START Material to process

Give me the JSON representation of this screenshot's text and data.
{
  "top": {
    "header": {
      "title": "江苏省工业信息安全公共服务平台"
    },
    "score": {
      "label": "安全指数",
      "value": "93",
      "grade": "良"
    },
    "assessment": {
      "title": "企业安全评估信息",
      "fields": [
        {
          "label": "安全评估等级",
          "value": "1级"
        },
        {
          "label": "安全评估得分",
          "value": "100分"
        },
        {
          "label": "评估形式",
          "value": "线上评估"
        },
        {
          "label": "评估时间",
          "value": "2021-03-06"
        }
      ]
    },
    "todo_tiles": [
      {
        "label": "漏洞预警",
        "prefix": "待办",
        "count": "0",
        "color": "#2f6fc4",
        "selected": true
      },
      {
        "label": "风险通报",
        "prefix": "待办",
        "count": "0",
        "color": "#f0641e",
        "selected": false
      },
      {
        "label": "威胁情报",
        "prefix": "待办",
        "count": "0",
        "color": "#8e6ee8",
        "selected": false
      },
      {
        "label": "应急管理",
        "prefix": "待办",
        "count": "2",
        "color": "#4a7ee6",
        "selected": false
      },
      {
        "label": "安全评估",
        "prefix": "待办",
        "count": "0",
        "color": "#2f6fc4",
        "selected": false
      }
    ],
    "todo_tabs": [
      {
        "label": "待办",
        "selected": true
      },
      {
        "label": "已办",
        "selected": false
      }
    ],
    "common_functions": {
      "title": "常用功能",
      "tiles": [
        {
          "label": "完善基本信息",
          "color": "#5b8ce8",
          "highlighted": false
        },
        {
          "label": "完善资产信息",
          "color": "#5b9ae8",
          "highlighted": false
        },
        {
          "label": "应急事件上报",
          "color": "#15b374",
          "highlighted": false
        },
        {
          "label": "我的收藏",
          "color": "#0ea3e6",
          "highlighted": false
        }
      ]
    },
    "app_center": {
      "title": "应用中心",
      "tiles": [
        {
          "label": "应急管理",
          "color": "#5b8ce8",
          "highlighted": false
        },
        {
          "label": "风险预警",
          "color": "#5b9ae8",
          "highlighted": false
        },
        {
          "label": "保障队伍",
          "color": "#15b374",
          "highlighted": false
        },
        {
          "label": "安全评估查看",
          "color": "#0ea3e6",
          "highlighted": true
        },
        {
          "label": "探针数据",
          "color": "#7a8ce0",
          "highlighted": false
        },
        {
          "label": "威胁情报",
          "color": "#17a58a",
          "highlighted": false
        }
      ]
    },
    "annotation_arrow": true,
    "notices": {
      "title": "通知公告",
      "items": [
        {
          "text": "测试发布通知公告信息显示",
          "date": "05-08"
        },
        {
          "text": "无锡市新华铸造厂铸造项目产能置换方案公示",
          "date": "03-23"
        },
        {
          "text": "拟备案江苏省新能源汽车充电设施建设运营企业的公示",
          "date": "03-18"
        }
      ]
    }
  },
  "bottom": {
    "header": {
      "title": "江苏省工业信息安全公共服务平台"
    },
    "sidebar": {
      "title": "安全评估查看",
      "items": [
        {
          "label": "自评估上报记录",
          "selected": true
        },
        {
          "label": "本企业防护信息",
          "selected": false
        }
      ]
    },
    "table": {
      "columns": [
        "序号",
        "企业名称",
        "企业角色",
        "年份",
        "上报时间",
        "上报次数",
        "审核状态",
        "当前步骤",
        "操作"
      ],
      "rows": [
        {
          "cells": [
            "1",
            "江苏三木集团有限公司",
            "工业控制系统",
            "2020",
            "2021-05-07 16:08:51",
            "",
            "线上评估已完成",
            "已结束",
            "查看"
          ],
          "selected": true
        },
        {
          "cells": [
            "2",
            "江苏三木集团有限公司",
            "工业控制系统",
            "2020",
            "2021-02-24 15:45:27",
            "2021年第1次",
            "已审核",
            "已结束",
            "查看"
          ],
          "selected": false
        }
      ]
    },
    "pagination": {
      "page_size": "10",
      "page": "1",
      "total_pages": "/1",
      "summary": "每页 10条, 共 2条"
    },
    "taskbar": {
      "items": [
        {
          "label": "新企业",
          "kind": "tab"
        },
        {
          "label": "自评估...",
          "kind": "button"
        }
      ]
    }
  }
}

END Material to process

Each line must be given again exactly as written above.

Give me the JSON representation of this screenshot's text and data.
{
  "top": {
    "header": {
      "title": "江苏省工业信息安全公共服务平台"
    },
    "score": {
      "label": "安全指数",
      "value": "93",
      "grade": "良"
    },
    "assessment": {
      "title": "企业安全评估信息",
      "fields": [
        {
          "label": "安全评估等级",
          "value": "1级"
        },
        {
          "label": "安全评估得分",
          "value": "100分"
        },
        {
          "label": "评估形式",
          "value": "线上评估"
        },
        {
          "label": "评估时间",
          "value": "2021-03-06"
        }
      ]
    },
    "todo_tiles": [
      {
        "label": "漏洞预警",
        "prefix": "待办",
        "count": "0",
        "color": "#2f6fc4",
        "selected": true
      },
      {
        "label": "风险通报",
        "prefix": "待办",
        "count": "0",
        "color": "#f0641e",
        "selected": false
      },
      {
        "label": "威胁情报",
        "prefix": "待办",
        "count": "0",
        "color": "#8e6ee8",
        "selected": false
      },
      {
        "label": "应急管理",
        "prefix": "待办",
        "count": "2",
        "color": "#4a7ee6",
        "selected": false
      },
      {
        "label": "安全评估",
        "prefix": "待办",
        "count": "0",
        "color": "#2f6fc4",
        "selected": false
      }
    ],
    "todo_tabs": [
      {
        "label": "待办",
        "selected": true
      },
      {
        "label": "已办",
        "selected": false
      }
    ],
    "common_functions": {
      "title": "常用功能",
      "tiles": [
        {
          "label": "完善基本信息",
          "color": "#5b8ce8",
          "highlighted": false
        },
        {
          "label": "完善资产信息",
          "color": "#5b9ae8",
          "highlighted": false
        },
        {
          "label": "应急事件上报",
          "color": "#15b374",
          "highlighted": false
        },
        {
          "label": "我的收藏",
          "color": "#0ea3e6",
          "highlighted": false
        }
      ]
    },
    "app_center": {
      "title": "应用中心",
      "tiles": [
        {
          "label": "应急管理",
          "color": "#5b8ce8",
          "highlighted": false
        },
        {
          "label": "风险预警",
          "color": "#5b9ae8",
          "highlighted": false
        },
        {
          "label": "保障队伍",
          "color": "#15b374",
          "highlighted": false
        },
        {
          "label": "安全评估查看",
          "color": "#0ea3e6",
          "highlighted": true
        },
        {
          "label": "探针数据",
          "color": "#7a8ce0",
          "highlighted": false
        },
        {
          "label": "威胁情报",
          "color": "#17a58a",
          "highlighted": false
        }
      ]
    },
    "annotation_arrow": true,
    "notices": {
      "title": "通知公告",
      "items": [
        {
          "text": "测试发布通知公告信息显示",
          "date": "05-08"
        },
        {
          "text": "无锡市新华铸造厂铸造项目产能置换方案公示",
          "date": "03-23"
        },
        {
          "text": "拟备案江苏省新能源汽车充电设施建设运营企业的公示",
          "date": "03-18"
        }
      ]
    }
  },
  "bottom": {
    "header": {
      "title": "江苏省工业信息安全公共服务平台"
    },
    "sidebar": {
      "title": "安全评估查看",
      "items": [
        {
          "label": "自评估上报记录",
          "selected": true
        },
        {
          "label": "本企业防护信息",
          "selected": false
        }
      ]
    },
    "table": {
      "columns": [
        "序号",
        "企业名称",
        "企业角色",
        "年份",
        "上报时间",
        "上报次数",
        "审核状态",
        "当前步骤",
        "操作"
      ],
      "rows": [
        {
          "cells": [
            "1",
            "江苏三木集团有限公司",
            "工业控制系统",
            "2020",
            "2021-05-07 16:08:51",
            "",
            "线上评估已完成",
            "已结束",
            "查看"
          ],
          "selected": true
        },
        {
          "cells": [
            "2",
            "江苏三木集团有限公司",
            "工业控制系统",
            "2020",
            "2021-02-24 15:45:27",
            "2021年第1次",
            "已审核",
            "已结束",
            "查看"
          ],
          "selected": false
        }
      ]
    },
    "pagination": {
      "page_size": "10",
      "page": "1",
      "total_pages": "/1",
      "summary": "每页 10条, 共 2条"
    },
    "taskbar": {
      "items": [
        {
          "label": "新企业",
          "kind": "tab"
        },
        {
          "label": "自评估...",
          "kind": "button"
        }
      ]
    }
  }
}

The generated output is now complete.